• [TASK OBJECTIVE] Scan the records and identify every line in which the string "duration" occurs, then return those lines.

────────────────────

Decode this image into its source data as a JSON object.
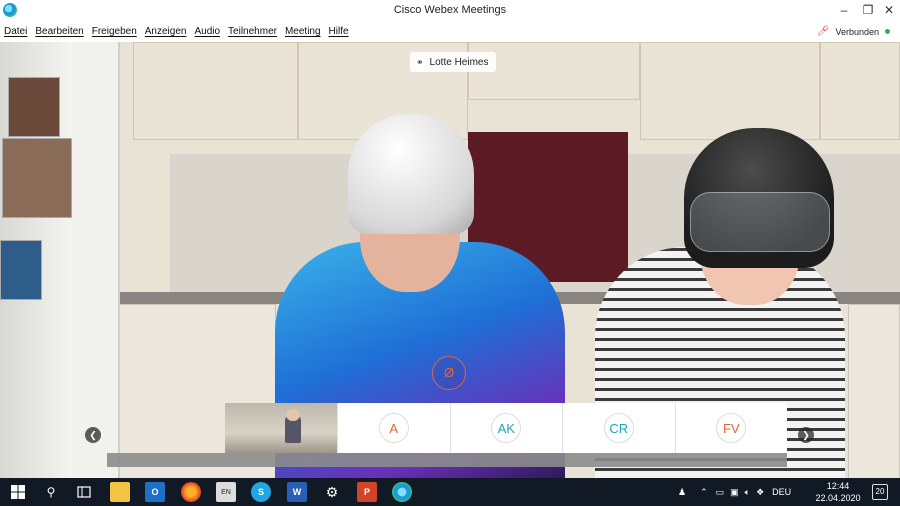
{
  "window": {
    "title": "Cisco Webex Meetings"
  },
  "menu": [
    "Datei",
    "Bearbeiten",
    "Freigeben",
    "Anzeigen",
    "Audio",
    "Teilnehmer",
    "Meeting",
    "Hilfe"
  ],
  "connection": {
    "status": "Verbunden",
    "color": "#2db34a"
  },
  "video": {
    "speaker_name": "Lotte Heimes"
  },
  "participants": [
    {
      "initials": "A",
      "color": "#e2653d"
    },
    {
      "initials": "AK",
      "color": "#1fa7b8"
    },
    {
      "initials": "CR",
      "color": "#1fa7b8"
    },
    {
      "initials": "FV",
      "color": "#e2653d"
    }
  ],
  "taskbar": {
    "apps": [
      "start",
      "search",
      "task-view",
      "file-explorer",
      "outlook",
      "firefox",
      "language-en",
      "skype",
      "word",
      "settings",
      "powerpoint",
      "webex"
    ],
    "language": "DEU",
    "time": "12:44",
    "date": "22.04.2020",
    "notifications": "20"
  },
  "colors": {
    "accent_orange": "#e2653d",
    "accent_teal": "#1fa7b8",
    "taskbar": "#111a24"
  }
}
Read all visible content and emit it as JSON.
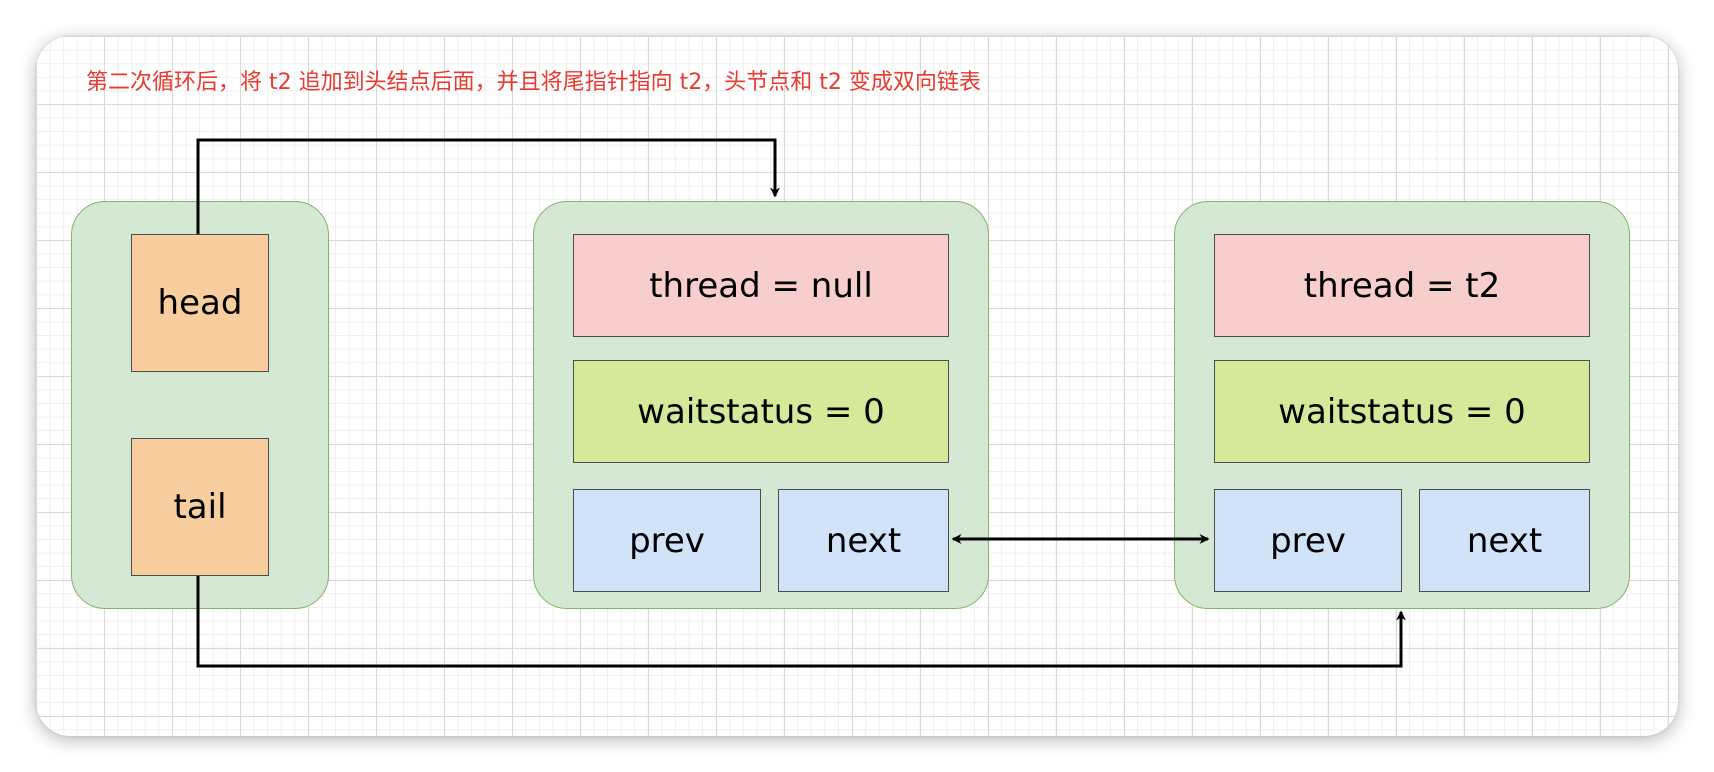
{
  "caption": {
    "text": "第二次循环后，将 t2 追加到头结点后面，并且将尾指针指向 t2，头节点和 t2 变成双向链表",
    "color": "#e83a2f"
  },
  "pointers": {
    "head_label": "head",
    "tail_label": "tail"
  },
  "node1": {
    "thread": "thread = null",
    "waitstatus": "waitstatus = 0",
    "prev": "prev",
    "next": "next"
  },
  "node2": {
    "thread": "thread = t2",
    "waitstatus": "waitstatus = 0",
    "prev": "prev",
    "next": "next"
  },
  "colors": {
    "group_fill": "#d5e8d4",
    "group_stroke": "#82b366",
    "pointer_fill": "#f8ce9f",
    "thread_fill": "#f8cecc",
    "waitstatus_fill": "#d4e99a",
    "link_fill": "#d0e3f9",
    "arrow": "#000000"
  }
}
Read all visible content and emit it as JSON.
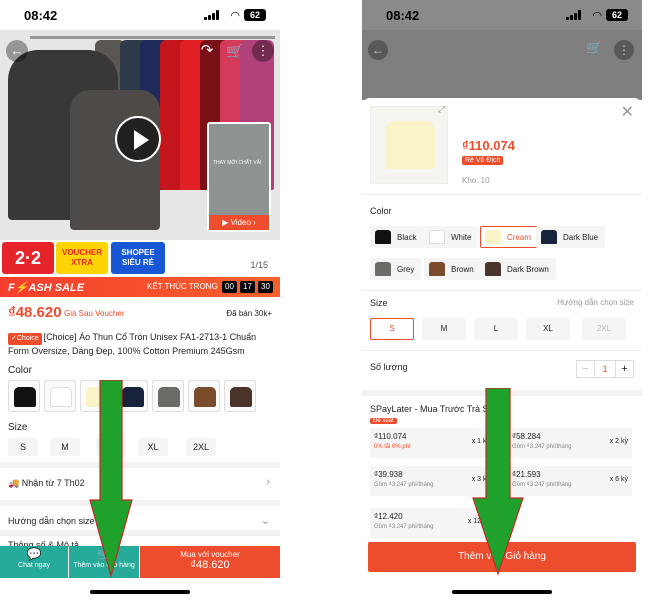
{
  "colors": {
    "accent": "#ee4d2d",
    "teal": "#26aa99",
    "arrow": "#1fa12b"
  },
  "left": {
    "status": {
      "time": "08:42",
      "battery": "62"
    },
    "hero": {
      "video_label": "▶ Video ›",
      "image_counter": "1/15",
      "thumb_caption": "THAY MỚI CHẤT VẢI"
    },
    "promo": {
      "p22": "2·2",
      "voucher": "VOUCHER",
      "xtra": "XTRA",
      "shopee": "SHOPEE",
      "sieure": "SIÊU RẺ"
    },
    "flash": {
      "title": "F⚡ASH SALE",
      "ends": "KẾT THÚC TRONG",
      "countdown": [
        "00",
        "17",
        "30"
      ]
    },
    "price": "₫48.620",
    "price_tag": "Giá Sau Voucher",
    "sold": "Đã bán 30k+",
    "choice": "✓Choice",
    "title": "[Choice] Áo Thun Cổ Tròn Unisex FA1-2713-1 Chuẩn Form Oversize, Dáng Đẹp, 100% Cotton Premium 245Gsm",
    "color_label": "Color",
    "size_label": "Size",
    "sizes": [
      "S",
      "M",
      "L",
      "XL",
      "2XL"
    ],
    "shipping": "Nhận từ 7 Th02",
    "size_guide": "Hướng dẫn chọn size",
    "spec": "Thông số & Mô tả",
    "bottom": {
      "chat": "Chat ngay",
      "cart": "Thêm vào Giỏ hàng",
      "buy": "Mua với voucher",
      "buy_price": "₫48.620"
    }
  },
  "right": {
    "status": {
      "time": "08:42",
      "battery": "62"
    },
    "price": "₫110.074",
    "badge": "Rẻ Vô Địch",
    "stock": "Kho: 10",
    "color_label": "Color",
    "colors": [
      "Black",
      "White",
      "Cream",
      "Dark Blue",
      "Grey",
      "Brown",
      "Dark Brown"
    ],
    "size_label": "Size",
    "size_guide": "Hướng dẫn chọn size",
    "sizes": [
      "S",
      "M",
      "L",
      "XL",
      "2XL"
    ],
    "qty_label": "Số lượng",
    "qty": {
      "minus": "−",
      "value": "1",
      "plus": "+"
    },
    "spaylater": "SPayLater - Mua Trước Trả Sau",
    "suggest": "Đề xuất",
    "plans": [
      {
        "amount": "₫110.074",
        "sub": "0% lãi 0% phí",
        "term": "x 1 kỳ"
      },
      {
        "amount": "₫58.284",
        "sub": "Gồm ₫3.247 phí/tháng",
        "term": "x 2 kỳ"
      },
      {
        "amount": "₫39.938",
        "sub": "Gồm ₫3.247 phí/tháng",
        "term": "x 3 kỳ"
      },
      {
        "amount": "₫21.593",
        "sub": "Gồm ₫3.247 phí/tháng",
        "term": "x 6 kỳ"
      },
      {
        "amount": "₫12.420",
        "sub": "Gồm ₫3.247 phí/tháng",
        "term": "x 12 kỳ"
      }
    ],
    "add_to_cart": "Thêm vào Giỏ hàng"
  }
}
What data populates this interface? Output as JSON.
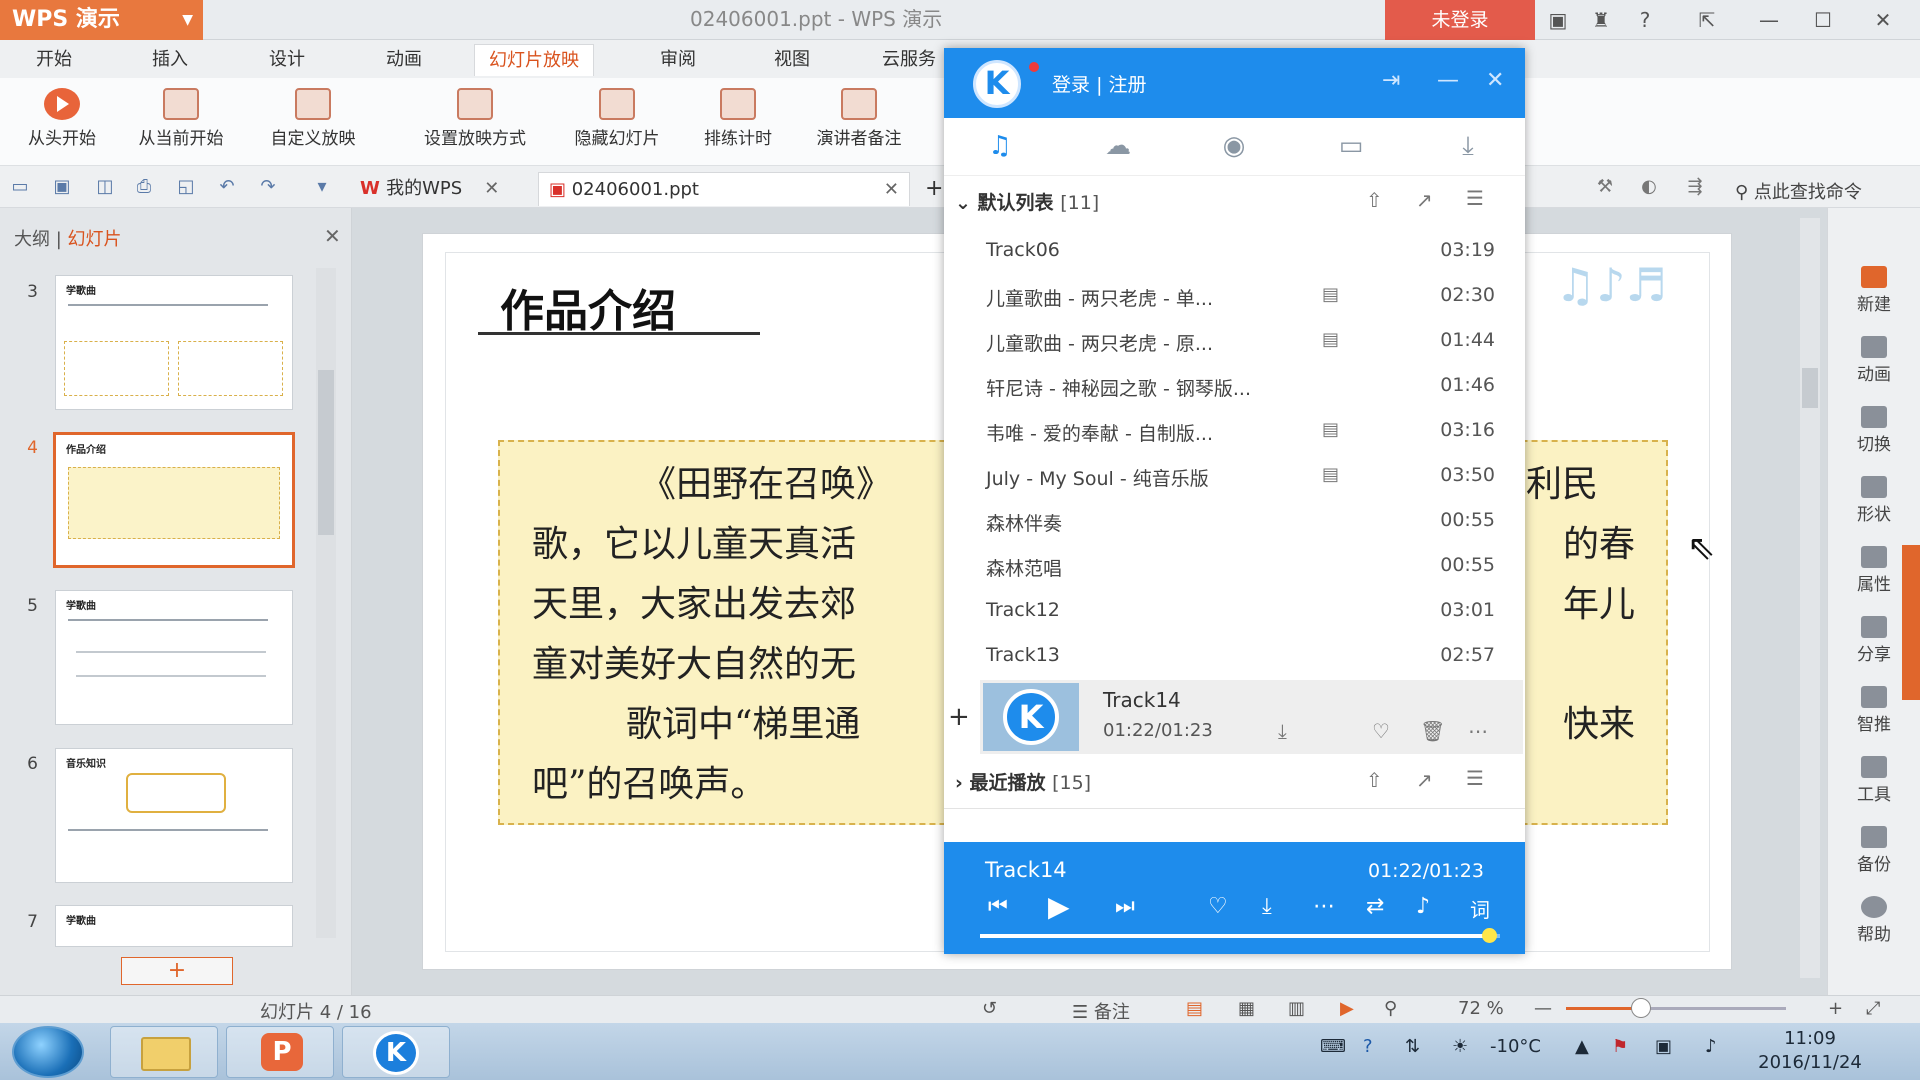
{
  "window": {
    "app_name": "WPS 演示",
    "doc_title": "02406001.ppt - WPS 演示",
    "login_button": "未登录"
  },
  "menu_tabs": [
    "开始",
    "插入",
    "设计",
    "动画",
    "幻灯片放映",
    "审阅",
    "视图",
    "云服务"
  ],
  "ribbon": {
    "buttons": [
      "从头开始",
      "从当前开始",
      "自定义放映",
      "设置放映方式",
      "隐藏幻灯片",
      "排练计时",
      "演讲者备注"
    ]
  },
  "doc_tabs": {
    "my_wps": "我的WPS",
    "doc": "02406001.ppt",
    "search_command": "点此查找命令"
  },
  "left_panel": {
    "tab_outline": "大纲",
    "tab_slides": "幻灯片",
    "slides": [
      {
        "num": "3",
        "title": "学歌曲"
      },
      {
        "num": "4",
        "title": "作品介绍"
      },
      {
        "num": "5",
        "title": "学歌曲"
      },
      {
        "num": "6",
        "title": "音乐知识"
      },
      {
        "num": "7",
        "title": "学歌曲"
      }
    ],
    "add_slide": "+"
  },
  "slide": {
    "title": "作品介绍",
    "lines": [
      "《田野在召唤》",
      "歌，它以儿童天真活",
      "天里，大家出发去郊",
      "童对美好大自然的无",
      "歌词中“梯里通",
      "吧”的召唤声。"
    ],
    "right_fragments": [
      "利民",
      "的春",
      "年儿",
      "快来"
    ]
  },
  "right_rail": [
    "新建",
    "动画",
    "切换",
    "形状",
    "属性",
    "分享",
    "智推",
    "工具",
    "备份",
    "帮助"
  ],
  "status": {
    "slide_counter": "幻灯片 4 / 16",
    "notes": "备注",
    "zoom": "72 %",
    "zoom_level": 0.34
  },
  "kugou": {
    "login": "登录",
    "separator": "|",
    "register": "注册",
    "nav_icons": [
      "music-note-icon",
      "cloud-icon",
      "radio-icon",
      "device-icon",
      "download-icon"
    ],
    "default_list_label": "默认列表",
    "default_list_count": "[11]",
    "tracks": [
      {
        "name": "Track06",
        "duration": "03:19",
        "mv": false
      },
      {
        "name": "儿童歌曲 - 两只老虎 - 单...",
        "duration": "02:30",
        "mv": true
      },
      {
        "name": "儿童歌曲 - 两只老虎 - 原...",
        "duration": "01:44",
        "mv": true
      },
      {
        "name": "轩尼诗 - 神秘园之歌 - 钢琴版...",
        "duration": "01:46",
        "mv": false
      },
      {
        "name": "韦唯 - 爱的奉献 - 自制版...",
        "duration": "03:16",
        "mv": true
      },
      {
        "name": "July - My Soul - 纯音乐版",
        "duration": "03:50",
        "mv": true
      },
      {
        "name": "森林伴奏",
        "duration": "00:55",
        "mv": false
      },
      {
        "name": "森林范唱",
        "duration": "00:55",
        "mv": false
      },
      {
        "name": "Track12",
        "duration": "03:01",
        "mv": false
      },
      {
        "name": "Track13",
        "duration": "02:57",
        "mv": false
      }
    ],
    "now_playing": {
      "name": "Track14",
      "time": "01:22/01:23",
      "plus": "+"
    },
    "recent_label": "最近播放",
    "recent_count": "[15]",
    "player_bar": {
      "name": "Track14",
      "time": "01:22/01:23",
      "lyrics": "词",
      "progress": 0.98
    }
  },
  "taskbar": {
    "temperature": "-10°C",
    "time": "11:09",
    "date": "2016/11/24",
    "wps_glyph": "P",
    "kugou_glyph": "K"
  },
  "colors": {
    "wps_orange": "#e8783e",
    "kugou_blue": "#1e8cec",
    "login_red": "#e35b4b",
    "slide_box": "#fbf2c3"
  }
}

────────────────────

• [CORRECT RESULT]
        "duration": "03:19",
        "duration": "02:30",
        "duration": "01:44",
        "duration": "01:46",
        "duration": "03:16",
        "duration": "03:50",
        "duration": "00:55",
        "duration": "00:55",
        "duration": "03:01",
        "duration": "02:57",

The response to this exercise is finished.